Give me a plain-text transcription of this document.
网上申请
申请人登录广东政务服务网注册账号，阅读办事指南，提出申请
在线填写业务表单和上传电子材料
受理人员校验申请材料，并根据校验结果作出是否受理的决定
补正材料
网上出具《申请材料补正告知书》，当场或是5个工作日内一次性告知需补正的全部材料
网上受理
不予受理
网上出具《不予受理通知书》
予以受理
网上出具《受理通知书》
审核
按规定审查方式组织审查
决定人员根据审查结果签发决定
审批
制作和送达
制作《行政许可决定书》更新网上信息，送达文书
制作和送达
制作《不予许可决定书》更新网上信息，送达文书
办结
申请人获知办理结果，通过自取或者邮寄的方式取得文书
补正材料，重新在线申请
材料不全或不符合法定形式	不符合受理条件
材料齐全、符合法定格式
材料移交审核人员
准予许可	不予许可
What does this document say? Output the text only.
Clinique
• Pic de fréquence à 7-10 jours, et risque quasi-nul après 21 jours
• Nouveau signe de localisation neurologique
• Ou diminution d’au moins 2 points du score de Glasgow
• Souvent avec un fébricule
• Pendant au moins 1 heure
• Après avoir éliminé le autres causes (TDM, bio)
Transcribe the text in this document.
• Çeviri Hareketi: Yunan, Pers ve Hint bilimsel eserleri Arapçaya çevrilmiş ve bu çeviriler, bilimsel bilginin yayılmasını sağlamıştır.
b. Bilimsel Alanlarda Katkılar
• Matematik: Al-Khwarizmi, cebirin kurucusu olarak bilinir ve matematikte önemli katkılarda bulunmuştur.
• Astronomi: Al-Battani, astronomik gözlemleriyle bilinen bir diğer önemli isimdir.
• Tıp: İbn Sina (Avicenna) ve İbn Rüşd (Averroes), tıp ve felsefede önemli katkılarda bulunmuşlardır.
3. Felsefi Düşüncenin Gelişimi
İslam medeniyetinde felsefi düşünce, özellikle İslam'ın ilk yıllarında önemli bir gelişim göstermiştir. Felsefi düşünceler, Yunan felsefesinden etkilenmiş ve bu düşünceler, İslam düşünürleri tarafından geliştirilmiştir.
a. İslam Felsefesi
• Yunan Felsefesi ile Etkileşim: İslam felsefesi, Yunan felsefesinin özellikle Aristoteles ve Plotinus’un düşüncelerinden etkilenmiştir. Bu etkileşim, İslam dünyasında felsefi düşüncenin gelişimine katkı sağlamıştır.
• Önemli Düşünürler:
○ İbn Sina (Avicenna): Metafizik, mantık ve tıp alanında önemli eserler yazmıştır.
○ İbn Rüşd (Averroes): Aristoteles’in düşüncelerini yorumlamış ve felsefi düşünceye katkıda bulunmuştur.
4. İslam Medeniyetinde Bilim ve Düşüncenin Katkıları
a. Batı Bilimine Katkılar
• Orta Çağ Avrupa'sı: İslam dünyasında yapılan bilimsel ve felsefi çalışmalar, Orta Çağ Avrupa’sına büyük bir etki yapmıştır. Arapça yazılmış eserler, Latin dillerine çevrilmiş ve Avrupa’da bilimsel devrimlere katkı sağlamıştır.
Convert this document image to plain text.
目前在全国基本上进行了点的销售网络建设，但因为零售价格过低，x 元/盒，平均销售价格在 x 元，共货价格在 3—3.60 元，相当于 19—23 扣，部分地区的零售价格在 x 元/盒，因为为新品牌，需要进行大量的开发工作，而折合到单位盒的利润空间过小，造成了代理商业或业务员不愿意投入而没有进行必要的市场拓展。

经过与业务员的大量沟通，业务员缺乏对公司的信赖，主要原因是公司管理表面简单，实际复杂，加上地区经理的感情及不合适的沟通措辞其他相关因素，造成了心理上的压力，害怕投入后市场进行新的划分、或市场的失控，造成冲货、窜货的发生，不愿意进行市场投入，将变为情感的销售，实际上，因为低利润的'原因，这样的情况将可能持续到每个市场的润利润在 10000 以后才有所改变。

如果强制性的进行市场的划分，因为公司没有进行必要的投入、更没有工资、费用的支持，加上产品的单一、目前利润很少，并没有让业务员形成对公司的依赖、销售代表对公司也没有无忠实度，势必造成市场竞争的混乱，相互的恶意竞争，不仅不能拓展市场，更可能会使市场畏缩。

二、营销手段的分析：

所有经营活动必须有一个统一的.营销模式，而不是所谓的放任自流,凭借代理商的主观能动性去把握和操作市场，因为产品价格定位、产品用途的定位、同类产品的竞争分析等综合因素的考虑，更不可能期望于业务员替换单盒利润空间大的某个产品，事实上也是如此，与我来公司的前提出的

◆ **TO DO**: Count every line of the material above that holds the string "bulunmuştur", then state only the total.

◆ **RESULT BELOW**: 2